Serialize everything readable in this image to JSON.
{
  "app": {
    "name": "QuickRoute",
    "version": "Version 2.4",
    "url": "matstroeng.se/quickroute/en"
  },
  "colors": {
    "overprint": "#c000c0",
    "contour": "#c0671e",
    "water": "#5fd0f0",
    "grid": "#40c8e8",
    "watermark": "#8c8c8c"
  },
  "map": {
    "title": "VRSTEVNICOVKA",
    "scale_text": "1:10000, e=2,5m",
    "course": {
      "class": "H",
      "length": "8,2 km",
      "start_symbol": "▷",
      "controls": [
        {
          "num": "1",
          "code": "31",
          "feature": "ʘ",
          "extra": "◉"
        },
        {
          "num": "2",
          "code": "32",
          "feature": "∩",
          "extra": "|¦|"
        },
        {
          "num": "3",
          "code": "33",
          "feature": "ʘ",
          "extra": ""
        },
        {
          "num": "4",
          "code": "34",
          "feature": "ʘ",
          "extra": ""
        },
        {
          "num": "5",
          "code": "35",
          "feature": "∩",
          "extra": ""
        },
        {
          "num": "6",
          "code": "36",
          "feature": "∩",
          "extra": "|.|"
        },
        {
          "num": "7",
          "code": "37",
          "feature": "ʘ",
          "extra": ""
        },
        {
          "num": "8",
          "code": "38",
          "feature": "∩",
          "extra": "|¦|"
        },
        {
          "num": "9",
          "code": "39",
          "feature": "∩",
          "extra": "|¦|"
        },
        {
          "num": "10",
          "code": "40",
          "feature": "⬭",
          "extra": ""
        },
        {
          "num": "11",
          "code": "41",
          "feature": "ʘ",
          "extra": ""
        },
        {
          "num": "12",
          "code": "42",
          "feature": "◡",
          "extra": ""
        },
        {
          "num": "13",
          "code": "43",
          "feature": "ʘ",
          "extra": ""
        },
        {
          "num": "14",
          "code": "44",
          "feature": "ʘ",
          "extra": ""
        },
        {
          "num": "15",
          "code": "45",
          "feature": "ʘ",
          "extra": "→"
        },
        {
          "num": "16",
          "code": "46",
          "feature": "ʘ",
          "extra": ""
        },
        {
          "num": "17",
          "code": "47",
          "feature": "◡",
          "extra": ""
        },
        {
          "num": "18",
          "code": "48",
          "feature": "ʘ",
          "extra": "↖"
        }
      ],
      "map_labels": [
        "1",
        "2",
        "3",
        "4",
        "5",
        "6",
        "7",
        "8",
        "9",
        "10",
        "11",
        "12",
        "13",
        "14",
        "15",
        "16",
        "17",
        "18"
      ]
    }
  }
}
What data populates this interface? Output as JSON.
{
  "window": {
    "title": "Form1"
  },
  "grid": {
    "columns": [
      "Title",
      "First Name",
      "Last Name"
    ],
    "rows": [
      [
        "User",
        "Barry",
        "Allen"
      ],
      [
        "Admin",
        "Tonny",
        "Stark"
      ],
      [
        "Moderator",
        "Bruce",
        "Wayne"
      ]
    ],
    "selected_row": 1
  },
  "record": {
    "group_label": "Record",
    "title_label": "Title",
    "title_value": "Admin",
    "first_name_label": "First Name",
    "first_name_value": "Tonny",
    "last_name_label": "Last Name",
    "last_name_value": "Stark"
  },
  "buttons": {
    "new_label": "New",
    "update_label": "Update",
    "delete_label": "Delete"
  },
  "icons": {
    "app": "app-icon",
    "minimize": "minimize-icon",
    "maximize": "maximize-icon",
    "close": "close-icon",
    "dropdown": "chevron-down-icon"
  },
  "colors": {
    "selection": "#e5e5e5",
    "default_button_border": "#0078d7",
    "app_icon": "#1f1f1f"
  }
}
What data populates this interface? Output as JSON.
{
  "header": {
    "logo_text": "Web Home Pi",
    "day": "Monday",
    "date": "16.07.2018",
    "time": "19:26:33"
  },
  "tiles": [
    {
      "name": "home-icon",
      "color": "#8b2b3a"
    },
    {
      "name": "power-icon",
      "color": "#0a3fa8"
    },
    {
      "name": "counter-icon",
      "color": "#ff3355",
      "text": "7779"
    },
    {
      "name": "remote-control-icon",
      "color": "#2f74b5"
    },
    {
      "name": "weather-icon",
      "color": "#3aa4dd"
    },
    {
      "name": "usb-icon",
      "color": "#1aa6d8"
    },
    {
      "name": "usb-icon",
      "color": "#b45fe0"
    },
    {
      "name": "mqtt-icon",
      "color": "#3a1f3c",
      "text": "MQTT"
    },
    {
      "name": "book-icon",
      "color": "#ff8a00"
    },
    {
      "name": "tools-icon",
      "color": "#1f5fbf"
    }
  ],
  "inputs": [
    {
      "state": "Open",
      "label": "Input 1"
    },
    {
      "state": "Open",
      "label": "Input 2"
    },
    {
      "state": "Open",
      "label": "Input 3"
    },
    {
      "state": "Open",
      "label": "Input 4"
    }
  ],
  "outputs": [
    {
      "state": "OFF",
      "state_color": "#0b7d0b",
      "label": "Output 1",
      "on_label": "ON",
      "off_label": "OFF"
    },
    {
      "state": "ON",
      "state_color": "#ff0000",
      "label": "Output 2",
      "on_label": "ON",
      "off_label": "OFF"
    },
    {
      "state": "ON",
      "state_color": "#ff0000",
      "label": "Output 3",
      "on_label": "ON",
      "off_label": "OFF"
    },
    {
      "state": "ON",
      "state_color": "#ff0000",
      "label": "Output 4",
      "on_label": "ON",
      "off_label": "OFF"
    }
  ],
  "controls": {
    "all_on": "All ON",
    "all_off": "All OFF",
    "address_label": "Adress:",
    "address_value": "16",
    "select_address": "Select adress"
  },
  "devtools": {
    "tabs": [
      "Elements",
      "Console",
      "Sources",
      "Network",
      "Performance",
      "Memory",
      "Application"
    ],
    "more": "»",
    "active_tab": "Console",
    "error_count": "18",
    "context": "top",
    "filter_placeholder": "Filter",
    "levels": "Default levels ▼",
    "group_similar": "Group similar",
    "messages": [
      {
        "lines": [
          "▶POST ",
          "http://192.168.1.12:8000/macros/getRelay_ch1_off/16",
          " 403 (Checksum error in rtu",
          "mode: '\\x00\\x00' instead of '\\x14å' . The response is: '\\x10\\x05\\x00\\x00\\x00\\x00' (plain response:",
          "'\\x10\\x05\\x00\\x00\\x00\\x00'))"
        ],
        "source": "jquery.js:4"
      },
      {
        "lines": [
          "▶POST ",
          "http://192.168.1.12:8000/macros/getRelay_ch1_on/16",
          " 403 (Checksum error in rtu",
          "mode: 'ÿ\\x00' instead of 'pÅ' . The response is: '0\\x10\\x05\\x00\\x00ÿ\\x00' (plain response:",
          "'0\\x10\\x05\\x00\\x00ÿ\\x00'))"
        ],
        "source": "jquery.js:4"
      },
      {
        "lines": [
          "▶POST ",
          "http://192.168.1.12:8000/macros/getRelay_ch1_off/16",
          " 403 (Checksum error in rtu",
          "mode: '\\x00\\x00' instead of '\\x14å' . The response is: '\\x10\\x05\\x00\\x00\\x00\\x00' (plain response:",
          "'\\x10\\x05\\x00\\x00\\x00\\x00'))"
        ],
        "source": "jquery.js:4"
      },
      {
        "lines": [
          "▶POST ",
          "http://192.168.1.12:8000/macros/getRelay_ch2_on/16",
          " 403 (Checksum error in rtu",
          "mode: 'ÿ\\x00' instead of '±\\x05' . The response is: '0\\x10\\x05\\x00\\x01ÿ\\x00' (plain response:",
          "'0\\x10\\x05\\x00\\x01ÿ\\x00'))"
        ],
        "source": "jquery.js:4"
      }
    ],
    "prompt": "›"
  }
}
=====
» Exercise
Copy each line of the records above that carries the word "macros".

» The response
          "http://192.168.1.12:8000/macros/getRelay_ch1_off/16",
          "http://192.168.1.12:8000/macros/getRelay_ch1_on/16",
          "http://192.168.1.12:8000/macros/getRelay_ch1_off/16",
          "http://192.168.1.12:8000/macros/getRelay_ch2_on/16",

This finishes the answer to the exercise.